* Task to carry out *
The records that follow need to be output exactly as they are.

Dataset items
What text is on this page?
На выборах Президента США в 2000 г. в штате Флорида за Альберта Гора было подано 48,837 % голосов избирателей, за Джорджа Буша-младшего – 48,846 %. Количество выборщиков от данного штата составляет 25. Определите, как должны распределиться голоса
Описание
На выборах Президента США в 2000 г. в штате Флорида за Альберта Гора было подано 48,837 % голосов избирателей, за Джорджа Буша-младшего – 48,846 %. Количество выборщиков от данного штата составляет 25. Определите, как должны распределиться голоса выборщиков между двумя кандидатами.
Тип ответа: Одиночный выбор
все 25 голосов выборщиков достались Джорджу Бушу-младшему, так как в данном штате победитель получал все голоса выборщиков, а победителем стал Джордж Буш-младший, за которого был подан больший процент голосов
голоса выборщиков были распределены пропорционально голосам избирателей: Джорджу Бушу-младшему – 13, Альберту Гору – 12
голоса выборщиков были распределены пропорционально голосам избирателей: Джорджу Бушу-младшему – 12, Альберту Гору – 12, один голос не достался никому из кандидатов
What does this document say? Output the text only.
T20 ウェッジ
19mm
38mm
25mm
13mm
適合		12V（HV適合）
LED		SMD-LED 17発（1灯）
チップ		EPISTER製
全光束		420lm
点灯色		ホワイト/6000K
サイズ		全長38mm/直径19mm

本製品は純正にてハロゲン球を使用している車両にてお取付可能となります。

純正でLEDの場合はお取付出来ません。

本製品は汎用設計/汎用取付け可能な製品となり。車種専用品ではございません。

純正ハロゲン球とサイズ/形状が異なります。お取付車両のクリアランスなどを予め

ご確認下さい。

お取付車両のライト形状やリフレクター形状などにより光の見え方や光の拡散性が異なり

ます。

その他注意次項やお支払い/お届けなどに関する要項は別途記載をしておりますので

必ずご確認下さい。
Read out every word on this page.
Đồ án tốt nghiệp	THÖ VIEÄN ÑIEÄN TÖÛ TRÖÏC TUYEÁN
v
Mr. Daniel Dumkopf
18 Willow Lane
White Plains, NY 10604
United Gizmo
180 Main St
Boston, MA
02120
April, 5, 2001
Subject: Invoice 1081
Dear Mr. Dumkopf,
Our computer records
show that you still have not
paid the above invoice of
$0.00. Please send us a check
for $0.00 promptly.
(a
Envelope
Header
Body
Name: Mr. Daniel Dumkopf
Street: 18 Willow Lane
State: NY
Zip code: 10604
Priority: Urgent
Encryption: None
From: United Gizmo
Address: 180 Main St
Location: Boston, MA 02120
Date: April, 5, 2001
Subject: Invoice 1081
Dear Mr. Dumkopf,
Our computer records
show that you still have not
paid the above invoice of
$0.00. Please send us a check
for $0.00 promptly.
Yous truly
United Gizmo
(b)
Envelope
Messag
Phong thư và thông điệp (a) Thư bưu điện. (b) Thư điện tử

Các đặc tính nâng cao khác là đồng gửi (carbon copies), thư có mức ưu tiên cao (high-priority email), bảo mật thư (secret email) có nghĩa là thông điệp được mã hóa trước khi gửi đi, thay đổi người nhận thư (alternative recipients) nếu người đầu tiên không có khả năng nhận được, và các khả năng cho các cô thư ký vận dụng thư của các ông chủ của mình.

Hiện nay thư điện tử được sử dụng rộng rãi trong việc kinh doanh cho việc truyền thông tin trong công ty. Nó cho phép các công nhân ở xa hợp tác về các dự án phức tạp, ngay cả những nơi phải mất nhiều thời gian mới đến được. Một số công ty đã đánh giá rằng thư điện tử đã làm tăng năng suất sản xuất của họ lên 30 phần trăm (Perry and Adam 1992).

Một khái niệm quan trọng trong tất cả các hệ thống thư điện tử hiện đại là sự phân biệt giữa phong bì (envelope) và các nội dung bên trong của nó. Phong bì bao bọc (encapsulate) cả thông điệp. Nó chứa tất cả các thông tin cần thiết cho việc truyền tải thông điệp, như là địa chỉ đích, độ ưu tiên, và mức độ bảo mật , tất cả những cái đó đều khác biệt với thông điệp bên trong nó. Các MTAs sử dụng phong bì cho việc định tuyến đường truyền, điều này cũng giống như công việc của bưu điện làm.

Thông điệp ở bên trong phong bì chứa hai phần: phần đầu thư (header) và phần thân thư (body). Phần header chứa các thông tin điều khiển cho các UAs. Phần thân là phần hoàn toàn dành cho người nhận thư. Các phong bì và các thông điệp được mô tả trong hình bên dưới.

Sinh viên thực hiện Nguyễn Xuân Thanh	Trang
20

* Answer below *
What text is on this page?
На выборах Президента США в 2000 г. в штате Флорида за Альберта Гора было подано 48,837 % голосов избирателей, за Джорджа Буша-младшего – 48,846 %. Количество выборщиков от данного штата составляет 25. Определите, как должны распределиться голоса
Описание
На выборах Президента США в 2000 г. в штате Флорида за Альберта Гора было подано 48,837 % голосов избирателей, за Джорджа Буша-младшего – 48,846 %. Количество выборщиков от данного штата составляет 25. Определите, как должны распределиться голоса выборщиков между двумя кандидатами.
Тип ответа: Одиночный выбор
все 25 голосов выборщиков достались Джорджу Бушу-младшему, так как в данном штате победитель получал все голоса выборщиков, а победителем стал Джордж Буш-младший, за которого был подан больший процент голосов
голоса выборщиков были распределены пропорционально голосам избирателей: Джорджу Бушу-младшему – 13, Альберту Гору – 12
голоса выборщиков были распределены пропорционально голосам избирателей: Джорджу Бушу-младшему – 12, Альберту Гору – 12, один голос не достался никому из кандидатов
What does this document say? Output the text only.
T20 ウェッジ
19mm
38mm
25mm
13mm
適合		12V（HV適合）
LED		SMD-LED 17発（1灯）
チップ		EPISTER製
全光束		420lm
点灯色		ホワイト/6000K
サイズ		全長38mm/直径19mm

本製品は純正にてハロゲン球を使用している車両にてお取付可能となります。

純正でLEDの場合はお取付出来ません。

本製品は汎用設計/汎用取付け可能な製品となり。車種専用品ではございません。

純正ハロゲン球とサイズ/形状が異なります。お取付車両のクリアランスなどを予め

ご確認下さい。

お取付車両のライト形状やリフレクター形状などにより光の見え方や光の拡散性が異なり

ます。

その他注意次項やお支払い/お届けなどに関する要項は別途記載をしておりますので

必ずご確認下さい。
Read out every word on this page.
Đồ án tốt nghiệp	THÖ VIEÄN ÑIEÄN TÖÛ TRÖÏC TUYEÁN
v
Mr. Daniel Dumkopf
18 Willow Lane
White Plains, NY 10604
United Gizmo
180 Main St
Boston, MA
02120
April, 5, 2001
Subject: Invoice 1081
Dear Mr. Dumkopf,
Our computer records
show that you still have not
paid the above invoice of
$0.00. Please send us a check
for $0.00 promptly.
(a
Envelope
Header
Body
Name: Mr. Daniel Dumkopf
Street: 18 Willow Lane
State: NY
Zip code: 10604
Priority: Urgent
Encryption: None
From: United Gizmo
Address: 180 Main St
Location: Boston, MA 02120
Date: April, 5, 2001
Subject: Invoice 1081
Dear Mr. Dumkopf,
Our computer records
show that you still have not
paid the above invoice of
$0.00. Please send us a check
for $0.00 promptly.
Yous truly
United Gizmo
(b)
Envelope
Messag
Phong thư và thông điệp (a) Thư bưu điện. (b) Thư điện tử

Các đặc tính nâng cao khác là đồng gửi (carbon copies), thư có mức ưu tiên cao (high-priority email), bảo mật thư (secret email) có nghĩa là thông điệp được mã hóa trước khi gửi đi, thay đổi người nhận thư (alternative recipients) nếu người đầu tiên không có khả năng nhận được, và các khả năng cho các cô thư ký vận dụng thư của các ông chủ của mình.

Hiện nay thư điện tử được sử dụng rộng rãi trong việc kinh doanh cho việc truyền thông tin trong công ty. Nó cho phép các công nhân ở xa hợp tác về các dự án phức tạp, ngay cả những nơi phải mất nhiều thời gian mới đến được. Một số công ty đã đánh giá rằng thư điện tử đã làm tăng năng suất sản xuất của họ lên 30 phần trăm (Perry and Adam 1992).

Một khái niệm quan trọng trong tất cả các hệ thống thư điện tử hiện đại là sự phân biệt giữa phong bì (envelope) và các nội dung bên trong của nó. Phong bì bao bọc (encapsulate) cả thông điệp. Nó chứa tất cả các thông tin cần thiết cho việc truyền tải thông điệp, như là địa chỉ đích, độ ưu tiên, và mức độ bảo mật , tất cả những cái đó đều khác biệt với thông điệp bên trong nó. Các MTAs sử dụng phong bì cho việc định tuyến đường truyền, điều này cũng giống như công việc của bưu điện làm.

Thông điệp ở bên trong phong bì chứa hai phần: phần đầu thư (header) và phần thân thư (body). Phần header chứa các thông tin điều khiển cho các UAs. Phần thân là phần hoàn toàn dành cho người nhận thư. Các phong bì và các thông điệp được mô tả trong hình bên dưới.

Sinh viên thực hiện Nguyễn Xuân Thanh	Trang
20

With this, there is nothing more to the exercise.